Exactly reproduce the entries, dropping any pictures from your copy.

## begin Entries supplied

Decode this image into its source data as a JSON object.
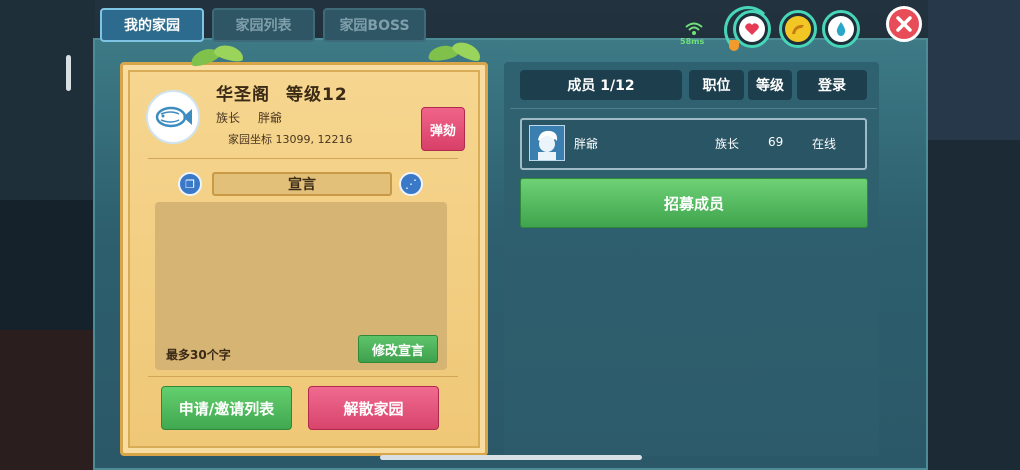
{
  "tabs": [
    {
      "label": "我的家园"
    },
    {
      "label": "家园列表"
    },
    {
      "label": "家园BOSS"
    }
  ],
  "home": {
    "name": "华圣阁",
    "level": "等级12",
    "role_label": "族长",
    "role_name": "胖爺",
    "coord": "家园坐标 13099, 12216",
    "impeach_label": "弹劾"
  },
  "manifesto": {
    "title": "宣言",
    "hint": "最多30个字",
    "edit_label": "修改宣言"
  },
  "actions": {
    "apply_list": "申请/邀请列表",
    "disband": "解散家园"
  },
  "members": {
    "header": "成员 1/12",
    "col_position": "职位",
    "col_level": "等级",
    "col_login": "登录",
    "rows": [
      {
        "name": "胖爺",
        "role": "族长",
        "level": "69",
        "status": "在线"
      }
    ],
    "recruit_label": "招募成员"
  },
  "hud": {
    "ping": "58ms"
  },
  "colors": {
    "accent_green": "#40a850",
    "accent_pink": "#d8446c",
    "stat_ring": "#47d6b8",
    "ping_green": "#6fe07a"
  }
}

## end Entries supplied

- [The answer]
Decode this image into its source data as a JSON object.
{
  "tabs": [
    {
      "label": "我的家园"
    },
    {
      "label": "家园列表"
    },
    {
      "label": "家园BOSS"
    }
  ],
  "home": {
    "name": "华圣阁",
    "level": "等级12",
    "role_label": "族长",
    "role_name": "胖爺",
    "coord": "家园坐标 13099, 12216",
    "impeach_label": "弹劾"
  },
  "manifesto": {
    "title": "宣言",
    "hint": "最多30个字",
    "edit_label": "修改宣言"
  },
  "actions": {
    "apply_list": "申请/邀请列表",
    "disband": "解散家园"
  },
  "members": {
    "header": "成员 1/12",
    "col_position": "职位",
    "col_level": "等级",
    "col_login": "登录",
    "rows": [
      {
        "name": "胖爺",
        "role": "族长",
        "level": "69",
        "status": "在线"
      }
    ],
    "recruit_label": "招募成员"
  },
  "hud": {
    "ping": "58ms"
  },
  "colors": {
    "accent_green": "#40a850",
    "accent_pink": "#d8446c",
    "stat_ring": "#47d6b8",
    "ping_green": "#6fe07a"
  }
}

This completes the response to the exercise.